STATED GOAL:
Using the data below, copy each line that includes the word "SRMTID".

RECORD SET:
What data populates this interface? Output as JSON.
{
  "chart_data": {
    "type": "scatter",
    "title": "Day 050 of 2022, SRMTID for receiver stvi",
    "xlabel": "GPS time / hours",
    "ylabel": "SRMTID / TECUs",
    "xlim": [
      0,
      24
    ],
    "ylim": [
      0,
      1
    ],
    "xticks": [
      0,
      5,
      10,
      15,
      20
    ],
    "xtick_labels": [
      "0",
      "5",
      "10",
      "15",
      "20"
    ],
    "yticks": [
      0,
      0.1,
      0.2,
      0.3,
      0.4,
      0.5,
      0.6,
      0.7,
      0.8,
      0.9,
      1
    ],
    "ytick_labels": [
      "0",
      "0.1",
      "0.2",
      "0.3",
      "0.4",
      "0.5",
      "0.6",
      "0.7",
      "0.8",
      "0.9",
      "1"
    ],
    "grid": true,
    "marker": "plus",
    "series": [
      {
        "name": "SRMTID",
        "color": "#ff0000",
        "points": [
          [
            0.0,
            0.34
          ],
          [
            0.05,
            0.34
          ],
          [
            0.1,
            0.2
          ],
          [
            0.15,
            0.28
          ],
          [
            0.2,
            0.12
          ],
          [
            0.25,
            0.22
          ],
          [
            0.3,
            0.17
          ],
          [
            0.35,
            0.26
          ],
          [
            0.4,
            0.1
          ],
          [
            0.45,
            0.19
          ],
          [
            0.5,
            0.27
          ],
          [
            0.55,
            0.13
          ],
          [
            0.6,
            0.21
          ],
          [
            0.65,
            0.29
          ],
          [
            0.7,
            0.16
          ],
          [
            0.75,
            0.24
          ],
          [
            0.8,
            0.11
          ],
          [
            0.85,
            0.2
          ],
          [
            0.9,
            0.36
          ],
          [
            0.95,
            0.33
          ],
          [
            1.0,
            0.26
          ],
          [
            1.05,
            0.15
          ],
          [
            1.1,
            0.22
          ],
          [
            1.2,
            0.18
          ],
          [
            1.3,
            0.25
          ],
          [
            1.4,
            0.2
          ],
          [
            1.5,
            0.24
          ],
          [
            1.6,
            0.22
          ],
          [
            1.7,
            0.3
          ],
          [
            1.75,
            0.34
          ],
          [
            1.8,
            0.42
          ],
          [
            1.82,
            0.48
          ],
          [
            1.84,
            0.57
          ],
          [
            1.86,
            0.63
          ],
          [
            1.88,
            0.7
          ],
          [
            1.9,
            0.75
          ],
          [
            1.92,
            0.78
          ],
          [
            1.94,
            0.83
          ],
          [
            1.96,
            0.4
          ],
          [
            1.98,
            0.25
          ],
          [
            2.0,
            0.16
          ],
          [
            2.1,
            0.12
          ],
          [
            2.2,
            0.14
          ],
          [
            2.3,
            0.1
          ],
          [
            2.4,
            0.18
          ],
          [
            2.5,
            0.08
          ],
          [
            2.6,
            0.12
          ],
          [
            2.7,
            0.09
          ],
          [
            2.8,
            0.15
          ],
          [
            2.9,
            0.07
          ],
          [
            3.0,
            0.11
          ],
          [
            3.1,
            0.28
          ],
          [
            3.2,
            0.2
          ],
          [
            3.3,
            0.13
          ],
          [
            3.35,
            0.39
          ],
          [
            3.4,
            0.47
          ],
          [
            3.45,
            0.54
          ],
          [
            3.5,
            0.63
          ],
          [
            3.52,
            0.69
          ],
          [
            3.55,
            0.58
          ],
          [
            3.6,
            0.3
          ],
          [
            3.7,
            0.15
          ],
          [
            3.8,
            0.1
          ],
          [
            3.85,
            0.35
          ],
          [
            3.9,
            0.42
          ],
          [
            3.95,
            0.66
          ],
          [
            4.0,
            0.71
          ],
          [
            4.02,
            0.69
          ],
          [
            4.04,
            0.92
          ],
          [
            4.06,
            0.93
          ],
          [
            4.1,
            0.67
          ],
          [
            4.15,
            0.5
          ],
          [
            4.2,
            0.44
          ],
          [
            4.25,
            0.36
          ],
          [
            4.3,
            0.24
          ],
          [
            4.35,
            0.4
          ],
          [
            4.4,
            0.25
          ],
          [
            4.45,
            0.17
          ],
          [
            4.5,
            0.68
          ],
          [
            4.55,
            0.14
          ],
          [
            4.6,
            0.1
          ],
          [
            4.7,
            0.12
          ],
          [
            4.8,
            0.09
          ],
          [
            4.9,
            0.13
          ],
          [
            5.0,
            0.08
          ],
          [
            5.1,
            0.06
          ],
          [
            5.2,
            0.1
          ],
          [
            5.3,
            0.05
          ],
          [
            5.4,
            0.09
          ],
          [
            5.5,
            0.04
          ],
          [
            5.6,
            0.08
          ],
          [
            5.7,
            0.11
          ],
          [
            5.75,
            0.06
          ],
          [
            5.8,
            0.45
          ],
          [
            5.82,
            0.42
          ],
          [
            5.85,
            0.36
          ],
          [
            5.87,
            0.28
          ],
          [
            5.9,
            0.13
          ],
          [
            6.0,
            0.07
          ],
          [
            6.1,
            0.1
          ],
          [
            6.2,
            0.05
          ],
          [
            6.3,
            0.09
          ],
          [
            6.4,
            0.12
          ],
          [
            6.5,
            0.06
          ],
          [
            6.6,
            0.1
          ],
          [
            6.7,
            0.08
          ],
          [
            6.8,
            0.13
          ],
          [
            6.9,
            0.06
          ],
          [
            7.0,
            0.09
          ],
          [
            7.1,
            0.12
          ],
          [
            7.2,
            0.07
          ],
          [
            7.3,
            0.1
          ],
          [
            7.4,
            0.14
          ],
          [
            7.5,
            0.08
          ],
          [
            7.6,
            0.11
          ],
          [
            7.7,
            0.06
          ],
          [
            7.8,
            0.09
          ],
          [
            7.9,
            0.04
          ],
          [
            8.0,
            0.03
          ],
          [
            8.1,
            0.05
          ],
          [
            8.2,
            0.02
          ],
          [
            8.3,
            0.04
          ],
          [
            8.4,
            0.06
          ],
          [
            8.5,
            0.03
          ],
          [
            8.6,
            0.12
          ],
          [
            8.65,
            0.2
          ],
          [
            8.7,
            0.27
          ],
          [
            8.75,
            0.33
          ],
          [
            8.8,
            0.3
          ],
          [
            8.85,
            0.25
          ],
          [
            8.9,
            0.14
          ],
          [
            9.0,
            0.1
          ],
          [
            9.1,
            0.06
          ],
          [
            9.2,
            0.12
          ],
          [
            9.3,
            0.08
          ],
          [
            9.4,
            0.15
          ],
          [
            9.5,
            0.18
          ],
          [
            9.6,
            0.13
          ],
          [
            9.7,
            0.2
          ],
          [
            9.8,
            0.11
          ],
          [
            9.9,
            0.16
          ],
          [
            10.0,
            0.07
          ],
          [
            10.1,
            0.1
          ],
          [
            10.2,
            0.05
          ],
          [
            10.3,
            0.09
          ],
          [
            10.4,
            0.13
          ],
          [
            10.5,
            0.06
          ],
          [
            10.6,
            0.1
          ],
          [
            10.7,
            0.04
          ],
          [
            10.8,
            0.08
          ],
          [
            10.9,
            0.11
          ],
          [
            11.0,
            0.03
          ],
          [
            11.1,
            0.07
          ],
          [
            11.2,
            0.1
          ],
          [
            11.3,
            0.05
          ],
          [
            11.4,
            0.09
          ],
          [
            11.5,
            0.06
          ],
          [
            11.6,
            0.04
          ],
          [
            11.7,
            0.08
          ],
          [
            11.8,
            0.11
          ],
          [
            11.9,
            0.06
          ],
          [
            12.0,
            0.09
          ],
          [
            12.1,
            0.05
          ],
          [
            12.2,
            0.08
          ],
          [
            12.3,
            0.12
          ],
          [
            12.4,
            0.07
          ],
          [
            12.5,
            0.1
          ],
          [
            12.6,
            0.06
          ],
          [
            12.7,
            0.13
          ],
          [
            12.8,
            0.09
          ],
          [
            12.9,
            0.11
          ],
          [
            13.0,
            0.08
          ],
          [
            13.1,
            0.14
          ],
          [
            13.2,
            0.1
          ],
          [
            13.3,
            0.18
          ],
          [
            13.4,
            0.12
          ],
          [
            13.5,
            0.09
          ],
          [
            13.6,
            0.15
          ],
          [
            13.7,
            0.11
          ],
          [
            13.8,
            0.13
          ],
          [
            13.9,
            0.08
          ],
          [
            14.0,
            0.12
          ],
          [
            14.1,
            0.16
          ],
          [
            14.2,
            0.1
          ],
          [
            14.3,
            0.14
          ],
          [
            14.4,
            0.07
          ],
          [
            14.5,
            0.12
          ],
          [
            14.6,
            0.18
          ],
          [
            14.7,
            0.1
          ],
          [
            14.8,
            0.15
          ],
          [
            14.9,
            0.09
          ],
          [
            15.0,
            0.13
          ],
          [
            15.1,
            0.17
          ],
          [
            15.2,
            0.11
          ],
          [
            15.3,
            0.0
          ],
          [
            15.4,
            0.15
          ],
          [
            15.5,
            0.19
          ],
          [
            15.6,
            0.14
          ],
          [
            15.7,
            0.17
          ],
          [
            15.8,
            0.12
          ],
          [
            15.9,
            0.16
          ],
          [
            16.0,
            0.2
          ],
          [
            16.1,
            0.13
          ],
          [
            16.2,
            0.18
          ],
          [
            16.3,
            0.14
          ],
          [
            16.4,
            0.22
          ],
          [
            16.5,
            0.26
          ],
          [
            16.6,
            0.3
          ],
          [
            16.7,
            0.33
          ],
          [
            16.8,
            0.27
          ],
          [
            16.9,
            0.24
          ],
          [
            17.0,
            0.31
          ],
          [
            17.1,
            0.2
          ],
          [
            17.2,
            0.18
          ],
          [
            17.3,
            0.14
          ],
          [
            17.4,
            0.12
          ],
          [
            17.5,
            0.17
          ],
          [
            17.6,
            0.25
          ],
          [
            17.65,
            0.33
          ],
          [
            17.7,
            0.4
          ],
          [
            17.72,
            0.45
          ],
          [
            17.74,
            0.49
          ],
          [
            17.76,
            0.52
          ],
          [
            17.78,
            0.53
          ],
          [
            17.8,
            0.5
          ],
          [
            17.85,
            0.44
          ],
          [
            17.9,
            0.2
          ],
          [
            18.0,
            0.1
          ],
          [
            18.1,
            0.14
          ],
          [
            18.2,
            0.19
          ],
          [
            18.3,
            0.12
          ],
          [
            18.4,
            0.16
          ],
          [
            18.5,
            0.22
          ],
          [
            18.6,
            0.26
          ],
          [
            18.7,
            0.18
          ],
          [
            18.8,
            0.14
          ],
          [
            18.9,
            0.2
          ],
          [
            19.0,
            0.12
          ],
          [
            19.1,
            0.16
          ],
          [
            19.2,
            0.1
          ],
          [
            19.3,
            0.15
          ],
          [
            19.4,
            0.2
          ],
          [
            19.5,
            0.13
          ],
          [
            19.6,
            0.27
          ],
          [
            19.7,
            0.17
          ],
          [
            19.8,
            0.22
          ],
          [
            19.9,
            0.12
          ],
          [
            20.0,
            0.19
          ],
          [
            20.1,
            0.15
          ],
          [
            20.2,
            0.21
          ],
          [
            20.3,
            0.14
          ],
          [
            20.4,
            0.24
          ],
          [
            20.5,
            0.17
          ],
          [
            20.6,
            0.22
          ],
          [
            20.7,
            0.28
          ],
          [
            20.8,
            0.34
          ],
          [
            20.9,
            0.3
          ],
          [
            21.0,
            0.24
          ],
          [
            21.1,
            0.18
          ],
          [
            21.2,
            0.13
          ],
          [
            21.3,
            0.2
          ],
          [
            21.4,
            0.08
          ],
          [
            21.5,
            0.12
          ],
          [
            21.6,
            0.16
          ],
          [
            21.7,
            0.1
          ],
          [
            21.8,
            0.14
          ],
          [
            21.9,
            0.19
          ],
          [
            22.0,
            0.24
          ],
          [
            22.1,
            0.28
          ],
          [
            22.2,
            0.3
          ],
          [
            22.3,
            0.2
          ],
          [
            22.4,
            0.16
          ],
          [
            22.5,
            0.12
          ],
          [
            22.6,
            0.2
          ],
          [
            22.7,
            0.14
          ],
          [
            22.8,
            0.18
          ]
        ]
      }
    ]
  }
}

WRITTEN SOLUTION:
    "title": "Day 050 of 2022, SRMTID for receiver stvi",
    "ylabel": "SRMTID / TECUs",
        "name": "SRMTID",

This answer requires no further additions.